Testo della pagina:
- - - -
In Brasile tutto è calcio e questo lo ha ben capito anche Jair Messias Bolsonaro che, durante la campagna elettorale, ha baciato le maglie di Palmeiras e Flamengo e invitato i cittadini ad andare a votare con la maglia verdeoro della Seleçao. Il presidente uscente ha avuto l’endorsement di molte stelle del calcio brasiliano, da Ronaldinho a Kakà, passando da Rivaldo e Romario (quest’ultimo con un passato nel Partito Socialista, adesso senatore con il Partito Liberale di Bolsonaro); i motivi sono diversi e profondi, e non è un caso che il presidente abbia tentato di monopolizzare (con discreto successo) il discorso calcistico, di sovrapporre la sua immagine a quella della Nazionale brasiliana.
- - - -
Materiale fornito:
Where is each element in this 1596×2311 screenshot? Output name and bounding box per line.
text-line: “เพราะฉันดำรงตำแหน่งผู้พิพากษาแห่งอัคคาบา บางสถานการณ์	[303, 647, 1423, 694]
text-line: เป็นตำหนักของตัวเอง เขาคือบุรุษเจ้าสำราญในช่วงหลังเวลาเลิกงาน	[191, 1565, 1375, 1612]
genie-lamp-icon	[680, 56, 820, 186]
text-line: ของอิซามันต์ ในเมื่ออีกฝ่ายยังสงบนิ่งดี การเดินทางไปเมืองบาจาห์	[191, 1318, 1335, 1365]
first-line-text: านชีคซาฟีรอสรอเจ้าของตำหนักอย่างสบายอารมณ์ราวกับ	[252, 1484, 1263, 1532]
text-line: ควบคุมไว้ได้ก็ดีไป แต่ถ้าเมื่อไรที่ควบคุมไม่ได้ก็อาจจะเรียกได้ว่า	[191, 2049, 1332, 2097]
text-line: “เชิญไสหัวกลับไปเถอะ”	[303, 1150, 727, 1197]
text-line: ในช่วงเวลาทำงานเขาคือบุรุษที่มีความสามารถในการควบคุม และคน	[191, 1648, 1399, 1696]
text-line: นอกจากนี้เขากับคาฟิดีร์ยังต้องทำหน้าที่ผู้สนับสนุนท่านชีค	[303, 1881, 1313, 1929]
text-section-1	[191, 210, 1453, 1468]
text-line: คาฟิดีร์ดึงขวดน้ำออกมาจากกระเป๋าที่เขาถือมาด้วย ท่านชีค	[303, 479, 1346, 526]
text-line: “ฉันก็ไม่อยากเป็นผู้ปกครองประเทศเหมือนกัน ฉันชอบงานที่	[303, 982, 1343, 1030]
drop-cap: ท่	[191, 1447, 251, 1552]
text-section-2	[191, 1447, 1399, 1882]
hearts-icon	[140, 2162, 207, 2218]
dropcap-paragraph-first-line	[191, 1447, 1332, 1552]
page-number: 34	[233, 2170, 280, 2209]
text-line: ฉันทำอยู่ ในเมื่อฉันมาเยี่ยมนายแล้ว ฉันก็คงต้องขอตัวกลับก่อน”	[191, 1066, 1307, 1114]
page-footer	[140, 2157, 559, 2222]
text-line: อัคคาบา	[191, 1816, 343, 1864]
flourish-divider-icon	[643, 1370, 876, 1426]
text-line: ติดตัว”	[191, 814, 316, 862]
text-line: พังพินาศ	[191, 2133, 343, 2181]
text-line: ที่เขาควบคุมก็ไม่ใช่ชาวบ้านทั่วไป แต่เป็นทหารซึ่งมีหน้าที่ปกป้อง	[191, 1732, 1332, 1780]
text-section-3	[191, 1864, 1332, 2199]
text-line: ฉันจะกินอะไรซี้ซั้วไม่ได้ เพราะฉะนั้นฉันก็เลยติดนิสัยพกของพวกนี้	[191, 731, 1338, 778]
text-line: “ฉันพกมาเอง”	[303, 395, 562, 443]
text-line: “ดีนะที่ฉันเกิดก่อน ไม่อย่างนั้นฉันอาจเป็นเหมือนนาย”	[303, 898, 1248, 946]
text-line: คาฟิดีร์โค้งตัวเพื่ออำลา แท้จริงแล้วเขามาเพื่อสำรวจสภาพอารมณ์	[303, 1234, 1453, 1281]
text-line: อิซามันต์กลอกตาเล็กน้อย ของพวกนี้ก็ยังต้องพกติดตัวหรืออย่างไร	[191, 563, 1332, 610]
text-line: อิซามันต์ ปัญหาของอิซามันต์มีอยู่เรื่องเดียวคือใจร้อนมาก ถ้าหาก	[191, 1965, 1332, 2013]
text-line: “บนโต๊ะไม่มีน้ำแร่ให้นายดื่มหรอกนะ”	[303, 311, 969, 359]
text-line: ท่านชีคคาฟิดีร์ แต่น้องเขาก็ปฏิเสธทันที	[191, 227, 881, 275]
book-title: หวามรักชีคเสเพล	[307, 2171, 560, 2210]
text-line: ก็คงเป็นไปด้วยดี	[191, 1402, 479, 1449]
- - - -
Consegna:
Puoi riportare parola per parola il passo del testo su Bolsonaro e il calcio che va da "In Brasile tutto" a "della Nazionale brasiliana."? L'elenco non ha nulla a che vedere con il testo su Bolsonaro e il calcio.

Soluzione:
In Brasile tutto è calcio e questo lo ha ben capito anche Jair Messias Bolsonaro che, durante la campagna elettorale, ha baciato le maglie di Palmeiras e Flamengo e invitato i cittadini ad andare a votare con la maglia verdeoro della Seleçao. Il presidente uscente ha avuto l’endorsement di molte stelle del calcio brasiliano, da Ronaldinho a Kakà, passando da Rivaldo e Romario (quest’ultimo con un passato nel Partito Socialista, adesso senatore con il Partito Liberale di Bolsonaro); i motivi sono diversi e profondi, e non è un caso che il presidente abbia tentato di monopolizzare (con discreto successo) il discorso calcistico, di sovrapporre la sua immagine a quella della Nazionale brasiliana.